══ Available data ══

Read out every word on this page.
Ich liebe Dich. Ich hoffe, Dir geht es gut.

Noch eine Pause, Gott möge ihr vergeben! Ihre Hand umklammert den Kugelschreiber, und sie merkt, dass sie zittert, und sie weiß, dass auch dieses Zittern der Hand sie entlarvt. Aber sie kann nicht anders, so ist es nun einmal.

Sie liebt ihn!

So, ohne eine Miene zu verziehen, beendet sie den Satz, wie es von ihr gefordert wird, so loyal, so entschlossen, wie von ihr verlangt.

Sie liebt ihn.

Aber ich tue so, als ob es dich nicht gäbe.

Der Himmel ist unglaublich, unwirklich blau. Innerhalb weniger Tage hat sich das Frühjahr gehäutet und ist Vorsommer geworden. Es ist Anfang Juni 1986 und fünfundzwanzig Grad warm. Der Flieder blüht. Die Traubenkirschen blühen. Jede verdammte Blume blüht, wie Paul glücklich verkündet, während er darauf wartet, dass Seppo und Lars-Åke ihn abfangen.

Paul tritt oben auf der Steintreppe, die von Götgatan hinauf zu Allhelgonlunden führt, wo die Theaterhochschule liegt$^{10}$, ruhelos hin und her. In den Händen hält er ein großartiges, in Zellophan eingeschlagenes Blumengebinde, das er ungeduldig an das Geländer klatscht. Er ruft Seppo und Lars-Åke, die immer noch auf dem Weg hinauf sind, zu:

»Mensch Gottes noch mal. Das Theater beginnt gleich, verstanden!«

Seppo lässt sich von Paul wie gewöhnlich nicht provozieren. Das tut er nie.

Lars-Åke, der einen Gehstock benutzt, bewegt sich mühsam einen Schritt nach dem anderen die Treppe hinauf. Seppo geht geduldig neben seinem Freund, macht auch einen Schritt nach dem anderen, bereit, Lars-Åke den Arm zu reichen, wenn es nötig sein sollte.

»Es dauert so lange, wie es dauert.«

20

═══

▶ What the task requires
Only a number should be returned: the count of lines above that include "geht".

▶ Answer to the exercise
2